(Figure record extracts)
[BEGIN]

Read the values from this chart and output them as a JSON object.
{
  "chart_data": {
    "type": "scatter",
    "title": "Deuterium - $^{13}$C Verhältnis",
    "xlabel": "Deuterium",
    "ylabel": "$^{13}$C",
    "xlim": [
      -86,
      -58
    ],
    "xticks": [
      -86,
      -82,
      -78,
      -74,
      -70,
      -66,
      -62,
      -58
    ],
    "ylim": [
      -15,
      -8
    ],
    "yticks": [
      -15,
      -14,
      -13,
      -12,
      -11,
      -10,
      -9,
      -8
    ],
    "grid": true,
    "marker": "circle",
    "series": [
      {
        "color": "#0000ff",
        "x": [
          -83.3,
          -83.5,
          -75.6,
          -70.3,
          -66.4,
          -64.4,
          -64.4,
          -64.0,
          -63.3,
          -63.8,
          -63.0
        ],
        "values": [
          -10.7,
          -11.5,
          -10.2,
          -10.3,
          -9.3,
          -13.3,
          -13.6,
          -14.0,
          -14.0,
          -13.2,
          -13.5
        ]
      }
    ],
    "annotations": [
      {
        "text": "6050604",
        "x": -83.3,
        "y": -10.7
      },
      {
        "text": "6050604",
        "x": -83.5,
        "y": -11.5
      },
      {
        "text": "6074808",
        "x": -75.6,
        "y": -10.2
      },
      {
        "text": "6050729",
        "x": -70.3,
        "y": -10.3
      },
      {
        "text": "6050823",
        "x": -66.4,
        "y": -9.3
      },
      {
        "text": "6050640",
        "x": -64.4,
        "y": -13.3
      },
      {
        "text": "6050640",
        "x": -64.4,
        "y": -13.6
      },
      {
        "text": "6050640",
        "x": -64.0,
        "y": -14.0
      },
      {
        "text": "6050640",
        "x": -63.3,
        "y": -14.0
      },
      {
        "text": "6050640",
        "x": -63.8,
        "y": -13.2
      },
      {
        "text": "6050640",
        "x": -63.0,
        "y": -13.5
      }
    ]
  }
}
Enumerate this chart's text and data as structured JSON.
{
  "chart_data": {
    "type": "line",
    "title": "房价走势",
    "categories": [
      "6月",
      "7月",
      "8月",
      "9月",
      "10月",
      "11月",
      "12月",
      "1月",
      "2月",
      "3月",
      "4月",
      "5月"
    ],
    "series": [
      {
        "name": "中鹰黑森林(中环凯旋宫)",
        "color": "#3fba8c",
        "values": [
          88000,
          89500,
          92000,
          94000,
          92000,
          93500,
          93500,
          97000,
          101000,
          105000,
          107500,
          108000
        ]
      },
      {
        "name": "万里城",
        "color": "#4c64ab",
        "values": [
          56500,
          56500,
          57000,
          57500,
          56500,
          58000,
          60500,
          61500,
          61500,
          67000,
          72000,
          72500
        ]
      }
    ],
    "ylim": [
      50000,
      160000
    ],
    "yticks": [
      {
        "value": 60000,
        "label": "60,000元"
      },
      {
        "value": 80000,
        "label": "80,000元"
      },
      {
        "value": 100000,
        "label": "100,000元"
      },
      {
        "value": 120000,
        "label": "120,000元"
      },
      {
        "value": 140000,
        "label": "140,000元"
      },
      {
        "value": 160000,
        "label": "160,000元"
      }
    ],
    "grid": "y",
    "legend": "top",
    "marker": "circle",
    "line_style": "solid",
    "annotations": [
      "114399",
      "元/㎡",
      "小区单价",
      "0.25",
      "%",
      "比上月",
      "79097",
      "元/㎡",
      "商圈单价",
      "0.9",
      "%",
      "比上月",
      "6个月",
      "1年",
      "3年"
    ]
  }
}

[END]

| TASK PROMPT |
Set out every line from the material that contains the string "title".

| SOLUTION TO THE PROBLEM |
    "title": "Deuterium - $^{13}$C Verhältnis",
    "title": "房价走势",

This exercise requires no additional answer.